YOUR INSTRUCTIONS –
Take each line containing "tetas" and report it exactly as written.

........

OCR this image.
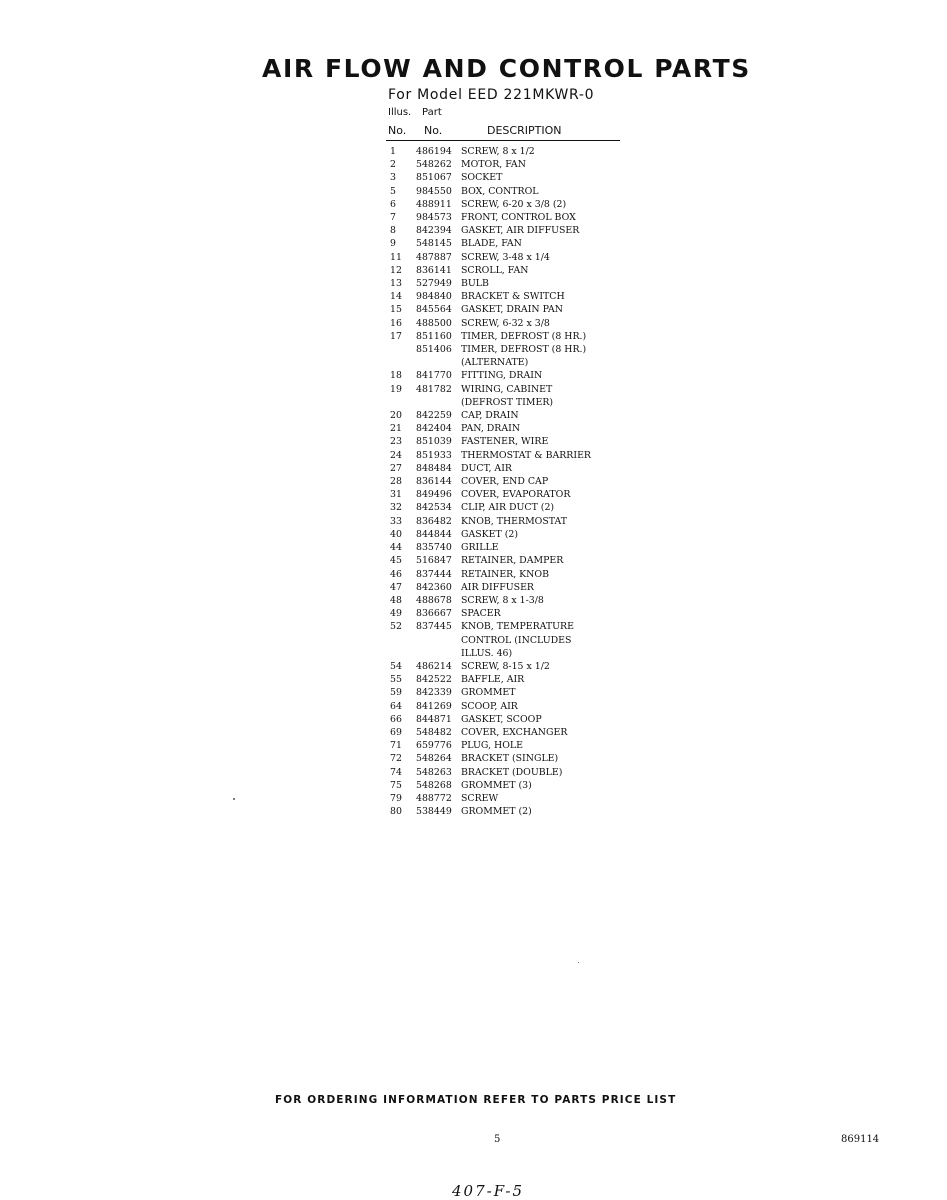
AIR FLOW AND CONTROL PARTS
For Model EED 221MKWR-0
Illus. Part
No. No.	DESCRIPTION
1	486194 SCREW, 8 x 1/2
2	548262 MOTOR, FAN
3	851067 SOCKET
5	984550 BOX, CONTROL
6	488911 SCREW, 6-20 x 3/8 (2)
7	984573 FRONT, CONTROL BOX
8	842394 GASKET, AIR DIFFUSER
9	548145 BLADE, FAN
11	487887 SCREW, 3-48 x 1/4
12	836141 SCROLL, FAN
13	527949 BULB
14	984840 BRACKET & SWITCH
15	845564 GASKET, DRAIN PAN
16	488500 SCREW, 6-32 x 3/8
17	851160 TIMER, DEFROST (8 HR.)
851406 TIMER, DEFROST (8 HR.)
(ALTERNATE)
18	841770 FITTING, DRAIN
19	481782 WIRING, CABINET
(DEFROST TIMER)
20	842259 CAP, DRAIN
21	842404 PAN, DRAIN
23	851039 FASTENER, WIRE
24	851933 THERMOSTAT & BARRIER
27	848484 DUCT, AIR
28	836144 COVER, END CAP
31	849496 COVER, EVAPORATOR
32	842534 CLIP, AIR DUCT (2)
33	836482 KNOB, THERMOSTAT
40	844844 GASKET (2)
44	835740 GRILLE
45	516847 RETAINER, DAMPER
46	837444 RETAINER, KNOB
47	842360 AIR DIFFUSER
48	488678 SCREW, 8 x 1-3/8
49	836667 SPACER
52	837445 KNOB, TEMPERATURE
CONTROL (INCLUDES
ILLUS. 46)
54	486214 SCREW, 8-15 x 1/2
55	842522 BAFFLE, AIR
59	842339 GROMMET
64	841269 SCOOP, AIR
66	844871 GASKET, SCOOP
69	548482 COVER, EXCHANGER
71	659776 PLUG, HOLE
72	548264 BRACKET (SINGLE)
74	548263 BRACKET (DOUBLE)
75	548268 GROMMET (3)
79	488772 SCREW
80	538449 GROMMET (2)
FOR ORDERING INFORMATION REFER TO PARTS PRICE LIST
5	869114
407-F-5
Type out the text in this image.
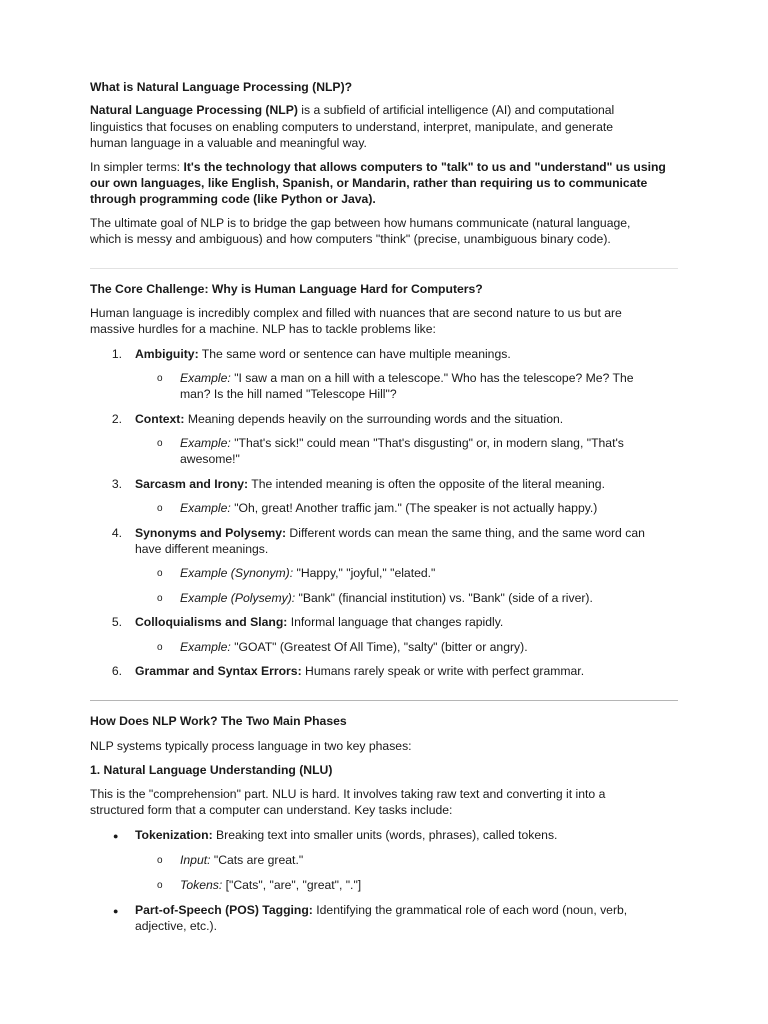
What is Natural Language Processing (NLP)?

Natural Language Processing (NLP) is a subfield of artificial intelligence (AI) and computational

linguistics that focuses on enabling computers to understand, interpret, manipulate, and generate

human language in a valuable and meaningful way.

In simpler terms: It's the technology that allows computers to "talk" to us and "understand" us using

our own languages, like English, Spanish, or Mandarin, rather than requiring us to communicate

through programming code (like Python or Java).

The ultimate goal of NLP is to bridge the gap between how humans communicate (natural language,

which is messy and ambiguous) and how computers "think" (precise, unambiguous binary code).

The Core Challenge: Why is Human Language Hard for Computers?

Human language is incredibly complex and filled with nuances that are second nature to us but are

massive hurdles for a machine. NLP has to tackle problems like:

1. Ambiguity: The same word or sentence can have multiple meanings.

o Example: "I saw a man on a hill with a telescope." Who has the telescope? Me? The

man? Is the hill named "Telescope Hill"?

2. Context: Meaning depends heavily on the surrounding words and the situation.

o Example: "That's sick!" could mean "That's disgusting" or, in modern slang, "That's

awesome!"

3. Sarcasm and Irony: The intended meaning is often the opposite of the literal meaning.

o Example: "Oh, great! Another traffic jam." (The speaker is not actually happy.)

4. Synonyms and Polysemy: Different words can mean the same thing, and the same word can

have different meanings.

o Example (Synonym): "Happy," "joyful," "elated."

o Example (Polysemy): "Bank" (financial institution) vs. "Bank" (side of a river).

5. Colloquialisms and Slang: Informal language that changes rapidly.

o Example: "GOAT" (Greatest Of All Time), "salty" (bitter or angry).

6. Grammar and Syntax Errors: Humans rarely speak or write with perfect grammar.

How Does NLP Work? The Two Main Phases

NLP systems typically process language in two key phases:

1. Natural Language Understanding (NLU)

This is the "comprehension" part. NLU is hard. It involves taking raw text and converting it into a

structured form that a computer can understand. Key tasks include:

● Tokenization: Breaking text into smaller units (words, phrases), called tokens.

o Input: "Cats are great."

o Tokens: ["Cats", "are", "great", "."]

● Part-of-Speech (POS) Tagging: Identifying the grammatical role of each word (noun, verb,

adjective, etc.).
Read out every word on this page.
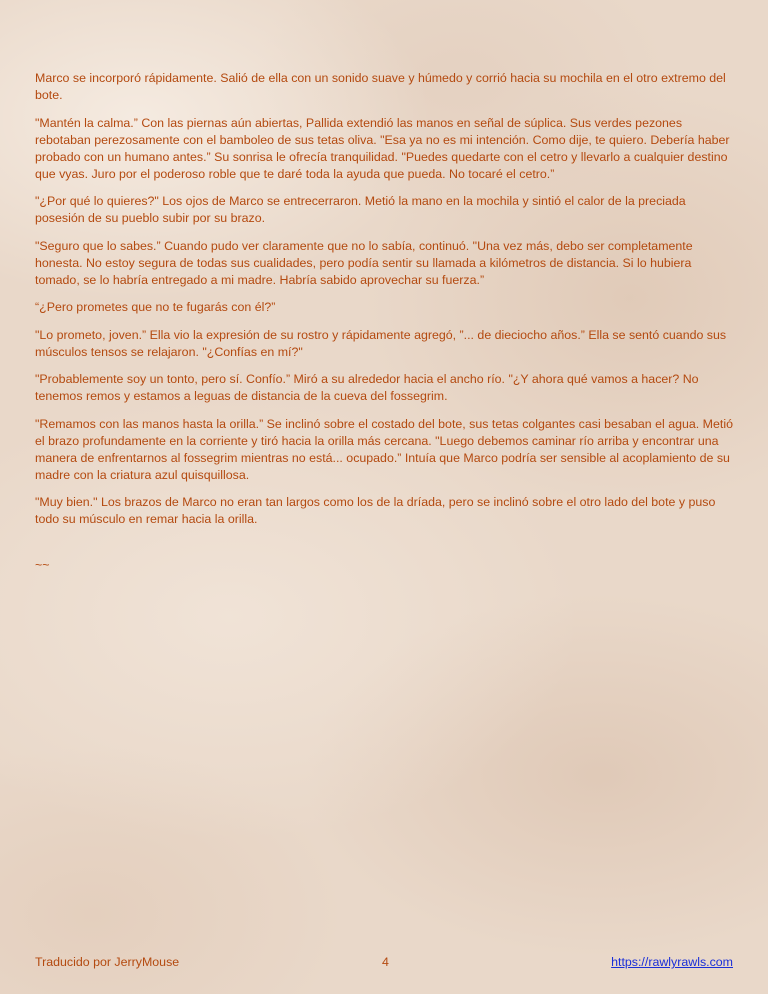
Marco se incorporó rápidamente. Salió de ella con un sonido suave y húmedo y corrió hacia su mochila en el otro extremo del bote.

"Mantén la calma.” Con las piernas aún abiertas, Pallida extendió las manos en señal de súplica. Sus verdes pezones rebotaban perezosamente con el bamboleo de sus tetas oliva. "Esa ya no es mi intención. Como dije, te quiero. Debería haber probado con un humano antes.” Su sonrisa le ofrecía tranquilidad. "Puedes quedarte con el cetro y llevarlo a cualquier destino que vyas. Juro por el poderoso roble que te daré toda la ayuda que pueda. No tocaré el cetro.”

"¿Por qué lo quieres?" Los ojos de Marco se entrecerraron. Metió la mano en la mochila y sintió el calor de la preciada posesión de su pueblo subir por su brazo.

"Seguro que lo sabes.” Cuando pudo ver claramente que no lo sabía, continuó. "Una vez más, debo ser completamente honesta. No estoy segura de todas sus cualidades, pero podía sentir su llamada a kilómetros de distancia. Si lo hubiera tomado, se lo habría entregado a mi madre. Habría sabido aprovechar su fuerza.”

“¿Pero prometes que no te fugarás con él?”

"Lo prometo, joven.” Ella vio la expresión de su rostro y rápidamente agregó, ”... de dieciocho años.” Ella se sentó cuando sus músculos tensos se relajaron. "¿Confías en mí?"

"Probablemente soy un tonto, pero sí. Confío.” Miró a su alrededor hacia el ancho río. "¿Y ahora qué vamos a hacer? No tenemos remos y estamos a leguas de distancia de la cueva del fossegrim.

"Remamos con las manos hasta la orilla.” Se inclinó sobre el costado del bote, sus tetas colgantes casi besaban el agua. Metió el brazo profundamente en la corriente y tiró hacia la orilla más cercana. "Luego debemos caminar río arriba y encontrar una manera de enfrentarnos al fossegrim mientras no está... ocupado.” Intuía que Marco podría ser sensible al acoplamiento de su madre con la criatura azul quisquillosa.

"Muy bien." Los brazos de Marco no eran tan largos como los de la dríada, pero se inclinó sobre el otro lado del bote y puso todo su músculo en remar hacia la orilla.

~~
Traducido por JerryMouse	4	https://rawlyrawls.com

........

OUTPUT BELOW –
"Mantén la calma.” Con las piernas aún abiertas, Pallida extendió las manos en señal de súplica. Sus verdes pezones rebotaban perezosamente con el bamboleo de sus tetas oliva. "Esa ya no es mi intención. Como dije, te quiero. Debería haber probado con un humano antes.” Su sonrisa le ofrecía tranquilidad. "Puedes quedarte con el cetro y llevarlo a cualquier destino que vyas. Juro por el poderoso roble que te daré toda la ayuda que pueda. No tocaré el cetro.”
"Remamos con las manos hasta la orilla.” Se inclinó sobre el costado del bote, sus tetas colgantes casi besaban el agua. Metió el brazo profundamente en la corriente y tiró hacia la orilla más cercana. "Luego debemos caminar río arriba y encontrar una manera de enfrentarnos al fossegrim mientras no está... ocupado.” Intuía que Marco podría ser sensible al acoplamiento de su madre con la criatura azul quisquillosa.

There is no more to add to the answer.